**PROBLEM**: From the entries that follow, list every line in which the string "saying" appears.

**SUPPLIED RECORDS**:
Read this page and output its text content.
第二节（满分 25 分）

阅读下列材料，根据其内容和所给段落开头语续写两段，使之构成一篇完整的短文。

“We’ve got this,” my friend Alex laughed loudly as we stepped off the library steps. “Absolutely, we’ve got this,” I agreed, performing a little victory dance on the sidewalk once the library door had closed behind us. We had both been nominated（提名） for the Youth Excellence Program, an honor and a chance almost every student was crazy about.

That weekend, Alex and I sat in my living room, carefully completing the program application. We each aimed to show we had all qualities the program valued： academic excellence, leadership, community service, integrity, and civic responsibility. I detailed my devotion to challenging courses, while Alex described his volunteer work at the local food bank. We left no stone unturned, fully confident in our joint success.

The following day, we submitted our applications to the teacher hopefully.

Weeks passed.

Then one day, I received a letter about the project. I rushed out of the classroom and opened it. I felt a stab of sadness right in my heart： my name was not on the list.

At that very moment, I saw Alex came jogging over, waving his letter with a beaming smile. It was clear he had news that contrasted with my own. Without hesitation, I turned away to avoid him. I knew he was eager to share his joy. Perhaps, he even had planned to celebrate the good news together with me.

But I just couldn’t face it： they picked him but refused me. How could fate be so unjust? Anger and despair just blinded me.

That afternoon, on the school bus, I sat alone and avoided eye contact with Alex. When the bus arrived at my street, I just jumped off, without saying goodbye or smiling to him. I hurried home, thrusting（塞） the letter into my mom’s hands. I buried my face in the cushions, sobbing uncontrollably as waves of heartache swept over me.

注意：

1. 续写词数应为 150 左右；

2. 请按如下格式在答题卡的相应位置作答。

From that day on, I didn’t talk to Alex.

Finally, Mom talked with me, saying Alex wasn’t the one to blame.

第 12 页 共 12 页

**ANSWER TO THIS PROBLEM**:
That afternoon, on the school bus, I sat alone and avoided eye contact with Alex. When the bus arrived at my street, I just jumped off, without saying goodbye or smiling to him. I hurried home, thrusting（塞） the letter into my mom’s hands. I buried my face in the cushions, sobbing uncontrollably as waves of heartache swept over me.
Finally, Mom talked with me, saying Alex wasn’t the one to blame.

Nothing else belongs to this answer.